Will you give the material below again, every line exactly as it is?

[Working data start]

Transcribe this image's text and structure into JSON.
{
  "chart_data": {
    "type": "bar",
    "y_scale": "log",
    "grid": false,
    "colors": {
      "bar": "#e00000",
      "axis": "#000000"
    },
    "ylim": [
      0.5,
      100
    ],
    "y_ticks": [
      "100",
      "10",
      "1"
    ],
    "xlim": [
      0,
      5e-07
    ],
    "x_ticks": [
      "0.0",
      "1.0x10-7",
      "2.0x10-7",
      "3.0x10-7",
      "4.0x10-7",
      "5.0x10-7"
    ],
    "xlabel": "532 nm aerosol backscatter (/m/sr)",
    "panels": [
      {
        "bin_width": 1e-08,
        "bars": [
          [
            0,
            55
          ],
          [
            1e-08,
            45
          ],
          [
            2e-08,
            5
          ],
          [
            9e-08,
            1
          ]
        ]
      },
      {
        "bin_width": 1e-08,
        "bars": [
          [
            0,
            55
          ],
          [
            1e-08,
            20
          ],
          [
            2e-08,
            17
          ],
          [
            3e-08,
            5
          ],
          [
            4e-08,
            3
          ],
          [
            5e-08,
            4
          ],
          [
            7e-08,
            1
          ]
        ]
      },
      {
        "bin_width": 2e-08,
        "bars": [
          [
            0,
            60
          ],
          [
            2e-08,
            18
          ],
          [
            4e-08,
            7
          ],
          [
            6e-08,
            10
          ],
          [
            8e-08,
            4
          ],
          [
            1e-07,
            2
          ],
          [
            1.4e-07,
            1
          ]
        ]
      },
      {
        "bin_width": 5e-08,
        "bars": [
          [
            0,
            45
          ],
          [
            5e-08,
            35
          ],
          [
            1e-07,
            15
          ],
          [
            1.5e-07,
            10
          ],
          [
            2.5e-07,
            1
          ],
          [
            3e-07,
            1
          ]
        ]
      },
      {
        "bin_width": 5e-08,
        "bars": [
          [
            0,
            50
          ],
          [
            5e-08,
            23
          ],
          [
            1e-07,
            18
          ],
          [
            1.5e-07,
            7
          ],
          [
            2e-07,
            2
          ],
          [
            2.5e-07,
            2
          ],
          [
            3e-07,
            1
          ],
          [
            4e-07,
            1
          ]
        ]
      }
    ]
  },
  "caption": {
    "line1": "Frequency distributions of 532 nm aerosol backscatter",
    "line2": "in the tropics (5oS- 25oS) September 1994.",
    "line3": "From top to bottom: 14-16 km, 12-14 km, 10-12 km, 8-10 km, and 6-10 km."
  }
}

[Working data end]

The solution:
Transcribe this image's text and structure into JSON.
{
  "chart_data": {
    "type": "bar",
    "y_scale": "log",
    "grid": false,
    "colors": {
      "bar": "#e00000",
      "axis": "#000000"
    },
    "ylim": [
      0.5,
      100
    ],
    "y_ticks": [
      "100",
      "10",
      "1"
    ],
    "xlim": [
      0,
      5e-07
    ],
    "x_ticks": [
      "0.0",
      "1.0x10-7",
      "2.0x10-7",
      "3.0x10-7",
      "4.0x10-7",
      "5.0x10-7"
    ],
    "xlabel": "532 nm aerosol backscatter (/m/sr)",
    "panels": [
      {
        "bin_width": 1e-08,
        "bars": [
          [
            0,
            55
          ],
          [
            1e-08,
            45
          ],
          [
            2e-08,
            5
          ],
          [
            9e-08,
            1
          ]
        ]
      },
      {
        "bin_width": 1e-08,
        "bars": [
          [
            0,
            55
          ],
          [
            1e-08,
            20
          ],
          [
            2e-08,
            17
          ],
          [
            3e-08,
            5
          ],
          [
            4e-08,
            3
          ],
          [
            5e-08,
            4
          ],
          [
            7e-08,
            1
          ]
        ]
      },
      {
        "bin_width": 2e-08,
        "bars": [
          [
            0,
            60
          ],
          [
            2e-08,
            18
          ],
          [
            4e-08,
            7
          ],
          [
            6e-08,
            10
          ],
          [
            8e-08,
            4
          ],
          [
            1e-07,
            2
          ],
          [
            1.4e-07,
            1
          ]
        ]
      },
      {
        "bin_width": 5e-08,
        "bars": [
          [
            0,
            45
          ],
          [
            5e-08,
            35
          ],
          [
            1e-07,
            15
          ],
          [
            1.5e-07,
            10
          ],
          [
            2.5e-07,
            1
          ],
          [
            3e-07,
            1
          ]
        ]
      },
      {
        "bin_width": 5e-08,
        "bars": [
          [
            0,
            50
          ],
          [
            5e-08,
            23
          ],
          [
            1e-07,
            18
          ],
          [
            1.5e-07,
            7
          ],
          [
            2e-07,
            2
          ],
          [
            2.5e-07,
            2
          ],
          [
            3e-07,
            1
          ],
          [
            4e-07,
            1
          ]
        ]
      }
    ]
  },
  "caption": {
    "line1": "Frequency distributions of 532 nm aerosol backscatter",
    "line2": "in the tropics (5oS- 25oS) September 1994.",
    "line3": "From top to bottom: 14-16 km, 12-14 km, 10-12 km, 8-10 km, and 6-10 km."
  }
}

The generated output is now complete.